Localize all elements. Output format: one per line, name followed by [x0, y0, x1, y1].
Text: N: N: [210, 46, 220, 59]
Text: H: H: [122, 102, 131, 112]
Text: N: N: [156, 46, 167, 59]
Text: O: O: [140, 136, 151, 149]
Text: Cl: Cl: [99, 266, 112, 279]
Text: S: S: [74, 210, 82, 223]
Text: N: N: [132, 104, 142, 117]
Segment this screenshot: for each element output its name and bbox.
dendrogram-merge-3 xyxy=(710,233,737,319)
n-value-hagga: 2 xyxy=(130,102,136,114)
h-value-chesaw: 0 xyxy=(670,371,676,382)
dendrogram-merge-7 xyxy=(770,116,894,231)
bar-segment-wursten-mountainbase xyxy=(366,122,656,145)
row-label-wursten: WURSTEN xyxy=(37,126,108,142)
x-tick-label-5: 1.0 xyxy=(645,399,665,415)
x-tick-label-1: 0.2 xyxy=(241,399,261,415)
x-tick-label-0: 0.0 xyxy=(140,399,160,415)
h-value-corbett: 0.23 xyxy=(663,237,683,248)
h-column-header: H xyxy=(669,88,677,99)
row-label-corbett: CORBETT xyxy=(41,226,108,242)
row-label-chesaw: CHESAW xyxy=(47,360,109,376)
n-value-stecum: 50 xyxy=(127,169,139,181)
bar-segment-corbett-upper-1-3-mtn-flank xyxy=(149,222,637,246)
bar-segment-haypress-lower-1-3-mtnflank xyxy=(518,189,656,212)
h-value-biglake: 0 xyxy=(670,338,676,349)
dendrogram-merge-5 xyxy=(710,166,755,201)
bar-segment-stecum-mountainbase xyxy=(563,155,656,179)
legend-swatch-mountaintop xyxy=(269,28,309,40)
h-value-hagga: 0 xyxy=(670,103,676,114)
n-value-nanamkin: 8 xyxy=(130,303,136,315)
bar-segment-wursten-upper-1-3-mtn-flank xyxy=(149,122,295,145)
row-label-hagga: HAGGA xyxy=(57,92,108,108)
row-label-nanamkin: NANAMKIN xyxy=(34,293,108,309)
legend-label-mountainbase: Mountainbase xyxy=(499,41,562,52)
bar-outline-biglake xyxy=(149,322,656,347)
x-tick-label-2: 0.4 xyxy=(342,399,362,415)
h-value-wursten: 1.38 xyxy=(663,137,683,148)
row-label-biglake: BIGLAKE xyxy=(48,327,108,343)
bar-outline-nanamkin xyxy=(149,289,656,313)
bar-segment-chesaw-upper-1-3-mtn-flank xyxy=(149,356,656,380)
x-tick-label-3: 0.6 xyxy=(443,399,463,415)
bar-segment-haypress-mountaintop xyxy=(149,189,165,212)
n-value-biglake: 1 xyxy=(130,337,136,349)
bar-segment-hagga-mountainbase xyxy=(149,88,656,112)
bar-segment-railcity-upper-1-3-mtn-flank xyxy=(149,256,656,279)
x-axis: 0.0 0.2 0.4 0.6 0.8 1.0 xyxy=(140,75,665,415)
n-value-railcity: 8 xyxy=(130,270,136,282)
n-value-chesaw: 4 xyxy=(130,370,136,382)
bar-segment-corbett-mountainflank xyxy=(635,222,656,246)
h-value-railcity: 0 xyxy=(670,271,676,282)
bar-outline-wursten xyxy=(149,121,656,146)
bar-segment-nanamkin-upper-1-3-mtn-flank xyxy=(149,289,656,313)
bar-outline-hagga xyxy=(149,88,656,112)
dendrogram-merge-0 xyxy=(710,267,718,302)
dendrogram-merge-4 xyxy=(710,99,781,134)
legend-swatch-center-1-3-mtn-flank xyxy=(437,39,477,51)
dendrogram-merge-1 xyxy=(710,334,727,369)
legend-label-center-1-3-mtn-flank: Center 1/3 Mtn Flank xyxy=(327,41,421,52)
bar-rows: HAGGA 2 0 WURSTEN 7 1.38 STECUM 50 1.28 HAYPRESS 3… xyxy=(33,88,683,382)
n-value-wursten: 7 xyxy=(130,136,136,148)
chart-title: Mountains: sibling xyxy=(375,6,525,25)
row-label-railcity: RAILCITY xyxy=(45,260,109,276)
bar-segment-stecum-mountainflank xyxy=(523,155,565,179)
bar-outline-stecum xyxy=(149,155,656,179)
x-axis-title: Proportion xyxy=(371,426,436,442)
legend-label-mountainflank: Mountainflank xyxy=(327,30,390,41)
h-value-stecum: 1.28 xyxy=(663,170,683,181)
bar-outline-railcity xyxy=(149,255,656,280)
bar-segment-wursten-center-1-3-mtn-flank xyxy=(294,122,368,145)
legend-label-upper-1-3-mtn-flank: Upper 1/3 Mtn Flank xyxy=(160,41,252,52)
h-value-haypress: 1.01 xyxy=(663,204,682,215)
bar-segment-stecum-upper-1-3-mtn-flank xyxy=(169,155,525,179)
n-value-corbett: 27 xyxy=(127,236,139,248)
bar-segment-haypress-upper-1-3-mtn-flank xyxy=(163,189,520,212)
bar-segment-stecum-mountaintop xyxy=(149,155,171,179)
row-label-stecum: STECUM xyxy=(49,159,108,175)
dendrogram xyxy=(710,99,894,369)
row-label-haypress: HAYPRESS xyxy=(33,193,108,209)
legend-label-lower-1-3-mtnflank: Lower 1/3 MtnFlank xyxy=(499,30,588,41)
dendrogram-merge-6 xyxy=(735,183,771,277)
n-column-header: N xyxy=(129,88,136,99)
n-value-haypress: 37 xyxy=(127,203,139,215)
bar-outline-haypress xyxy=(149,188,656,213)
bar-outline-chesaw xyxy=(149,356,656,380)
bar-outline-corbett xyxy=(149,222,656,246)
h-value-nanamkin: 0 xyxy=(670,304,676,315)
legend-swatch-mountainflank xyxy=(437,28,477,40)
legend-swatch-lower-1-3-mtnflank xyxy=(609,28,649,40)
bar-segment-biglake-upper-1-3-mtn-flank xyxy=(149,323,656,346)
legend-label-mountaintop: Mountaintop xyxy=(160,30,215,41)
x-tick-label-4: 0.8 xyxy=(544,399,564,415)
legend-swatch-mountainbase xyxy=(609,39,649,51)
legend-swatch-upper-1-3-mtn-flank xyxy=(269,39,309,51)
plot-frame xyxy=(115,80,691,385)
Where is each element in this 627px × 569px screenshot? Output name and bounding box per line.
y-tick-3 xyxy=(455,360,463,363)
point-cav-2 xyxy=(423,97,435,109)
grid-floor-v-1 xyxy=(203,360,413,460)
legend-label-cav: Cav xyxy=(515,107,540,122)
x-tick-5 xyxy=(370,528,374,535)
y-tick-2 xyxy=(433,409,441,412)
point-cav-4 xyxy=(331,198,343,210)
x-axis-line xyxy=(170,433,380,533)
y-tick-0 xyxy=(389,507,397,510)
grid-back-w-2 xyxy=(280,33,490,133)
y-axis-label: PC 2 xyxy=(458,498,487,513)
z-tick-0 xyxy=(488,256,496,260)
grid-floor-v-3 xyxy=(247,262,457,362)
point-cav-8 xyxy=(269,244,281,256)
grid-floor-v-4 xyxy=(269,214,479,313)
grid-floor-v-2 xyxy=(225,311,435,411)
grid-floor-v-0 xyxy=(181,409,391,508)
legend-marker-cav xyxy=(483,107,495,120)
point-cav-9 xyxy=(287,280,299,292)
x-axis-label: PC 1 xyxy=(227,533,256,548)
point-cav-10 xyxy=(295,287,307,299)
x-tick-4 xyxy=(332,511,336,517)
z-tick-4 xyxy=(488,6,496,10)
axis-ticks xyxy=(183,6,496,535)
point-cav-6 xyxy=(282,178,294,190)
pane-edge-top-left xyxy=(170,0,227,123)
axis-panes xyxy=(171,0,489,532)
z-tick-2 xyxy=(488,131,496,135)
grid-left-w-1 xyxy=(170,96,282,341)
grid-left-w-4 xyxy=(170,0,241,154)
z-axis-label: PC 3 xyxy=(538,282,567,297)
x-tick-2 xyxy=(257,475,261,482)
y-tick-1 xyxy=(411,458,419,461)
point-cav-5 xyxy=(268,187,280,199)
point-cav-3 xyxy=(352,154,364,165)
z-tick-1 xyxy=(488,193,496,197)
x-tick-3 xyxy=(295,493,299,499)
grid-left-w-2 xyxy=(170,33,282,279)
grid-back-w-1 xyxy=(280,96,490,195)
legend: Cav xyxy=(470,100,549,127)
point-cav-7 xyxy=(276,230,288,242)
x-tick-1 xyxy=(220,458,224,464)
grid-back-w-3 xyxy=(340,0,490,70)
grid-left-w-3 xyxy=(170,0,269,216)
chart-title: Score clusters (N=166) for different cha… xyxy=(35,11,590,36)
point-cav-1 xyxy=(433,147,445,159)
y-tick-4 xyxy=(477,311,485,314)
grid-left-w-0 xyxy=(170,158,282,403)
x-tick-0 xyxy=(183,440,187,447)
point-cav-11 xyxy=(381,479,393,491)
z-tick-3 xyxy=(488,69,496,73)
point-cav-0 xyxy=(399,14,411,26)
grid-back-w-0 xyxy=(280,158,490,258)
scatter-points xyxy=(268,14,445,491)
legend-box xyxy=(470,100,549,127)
-----
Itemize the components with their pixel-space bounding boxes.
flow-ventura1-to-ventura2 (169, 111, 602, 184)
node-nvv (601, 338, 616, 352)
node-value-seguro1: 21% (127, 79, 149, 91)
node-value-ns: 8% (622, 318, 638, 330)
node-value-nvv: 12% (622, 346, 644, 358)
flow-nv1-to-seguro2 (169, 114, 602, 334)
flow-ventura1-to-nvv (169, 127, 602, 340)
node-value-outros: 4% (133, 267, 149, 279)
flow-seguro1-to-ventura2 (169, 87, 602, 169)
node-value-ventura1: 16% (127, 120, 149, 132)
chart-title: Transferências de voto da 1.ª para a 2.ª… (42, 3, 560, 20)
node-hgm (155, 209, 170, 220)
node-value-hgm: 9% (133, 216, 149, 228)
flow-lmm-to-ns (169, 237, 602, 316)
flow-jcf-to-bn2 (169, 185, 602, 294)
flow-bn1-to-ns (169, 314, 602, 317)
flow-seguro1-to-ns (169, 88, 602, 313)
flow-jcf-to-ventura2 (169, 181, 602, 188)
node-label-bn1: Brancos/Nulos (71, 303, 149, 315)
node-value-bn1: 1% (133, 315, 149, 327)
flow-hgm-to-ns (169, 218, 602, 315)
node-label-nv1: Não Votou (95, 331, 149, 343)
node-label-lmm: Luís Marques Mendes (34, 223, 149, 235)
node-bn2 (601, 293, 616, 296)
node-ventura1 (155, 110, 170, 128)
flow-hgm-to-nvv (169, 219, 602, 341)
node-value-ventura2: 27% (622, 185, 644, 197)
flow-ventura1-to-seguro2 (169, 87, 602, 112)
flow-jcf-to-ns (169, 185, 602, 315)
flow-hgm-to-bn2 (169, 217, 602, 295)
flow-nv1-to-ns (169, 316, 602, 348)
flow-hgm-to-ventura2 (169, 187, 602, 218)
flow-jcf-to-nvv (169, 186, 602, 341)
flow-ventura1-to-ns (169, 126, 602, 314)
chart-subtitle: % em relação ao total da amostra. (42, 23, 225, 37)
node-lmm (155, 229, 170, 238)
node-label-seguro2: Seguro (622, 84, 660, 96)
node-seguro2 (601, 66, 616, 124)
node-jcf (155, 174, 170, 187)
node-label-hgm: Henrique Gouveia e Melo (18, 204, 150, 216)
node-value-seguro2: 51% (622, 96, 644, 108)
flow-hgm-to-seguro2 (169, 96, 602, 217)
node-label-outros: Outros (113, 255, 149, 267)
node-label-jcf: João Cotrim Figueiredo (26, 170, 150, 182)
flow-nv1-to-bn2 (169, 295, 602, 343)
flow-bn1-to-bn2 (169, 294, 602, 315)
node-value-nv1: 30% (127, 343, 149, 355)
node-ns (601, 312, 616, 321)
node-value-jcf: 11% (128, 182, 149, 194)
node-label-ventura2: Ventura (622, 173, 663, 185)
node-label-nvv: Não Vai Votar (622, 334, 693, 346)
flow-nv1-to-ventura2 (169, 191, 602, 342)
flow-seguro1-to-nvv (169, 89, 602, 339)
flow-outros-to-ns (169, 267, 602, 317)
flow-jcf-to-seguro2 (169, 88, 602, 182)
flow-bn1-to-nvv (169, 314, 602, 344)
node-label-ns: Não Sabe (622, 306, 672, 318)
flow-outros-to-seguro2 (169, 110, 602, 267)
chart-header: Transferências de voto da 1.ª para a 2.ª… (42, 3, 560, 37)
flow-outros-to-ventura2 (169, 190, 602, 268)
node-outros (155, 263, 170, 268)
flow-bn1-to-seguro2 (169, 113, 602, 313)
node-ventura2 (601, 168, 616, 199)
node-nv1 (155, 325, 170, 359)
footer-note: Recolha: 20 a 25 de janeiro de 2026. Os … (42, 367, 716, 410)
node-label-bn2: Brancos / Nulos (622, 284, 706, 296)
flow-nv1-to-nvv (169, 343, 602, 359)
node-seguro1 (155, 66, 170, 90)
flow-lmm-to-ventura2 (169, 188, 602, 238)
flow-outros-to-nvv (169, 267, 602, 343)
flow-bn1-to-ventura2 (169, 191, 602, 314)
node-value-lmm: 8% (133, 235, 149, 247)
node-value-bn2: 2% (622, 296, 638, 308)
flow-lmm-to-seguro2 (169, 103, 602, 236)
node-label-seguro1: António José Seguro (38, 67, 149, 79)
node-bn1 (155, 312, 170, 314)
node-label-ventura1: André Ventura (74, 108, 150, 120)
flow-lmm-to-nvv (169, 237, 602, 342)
-----
**What you will do:** Rewrite the material from the line containing "Localize all elements." through the line containing "row-label-corbett: CORBETT xyxy=(41,226,108,242)", changing every "dendrogram-merge" to "cluster-merge" and leaving everything else unchanged.

**Finished exercise:**
Localize all elements. Output format: one per line, name followed by [x0, y0, x1, y1].
Text: N: N: [210, 46, 220, 59]
Text: H: H: [122, 102, 131, 112]
Text: N: N: [156, 46, 167, 59]
Text: O: O: [140, 136, 151, 149]
Text: Cl: Cl: [99, 266, 112, 279]
Text: S: S: [74, 210, 82, 223]
Text: N: N: [132, 104, 142, 117]
Segment this screenshot: for each element output its name and bbox.
cluster-merge-3 xyxy=(710,233,737,319)
n-value-hagga: 2 xyxy=(130,102,136,114)
h-value-chesaw: 0 xyxy=(670,371,676,382)
cluster-merge-7 xyxy=(770,116,894,231)
bar-segment-wursten-mountainbase xyxy=(366,122,656,145)
row-label-wursten: WURSTEN xyxy=(37,126,108,142)
x-tick-label-5: 1.0 xyxy=(645,399,665,415)
x-tick-label-1: 0.2 xyxy=(241,399,261,415)
x-tick-label-0: 0.0 xyxy=(140,399,160,415)
h-value-corbett: 0.23 xyxy=(663,237,683,248)
h-column-header: H xyxy=(669,88,677,99)
row-label-corbett: CORBETT xyxy=(41,226,108,242)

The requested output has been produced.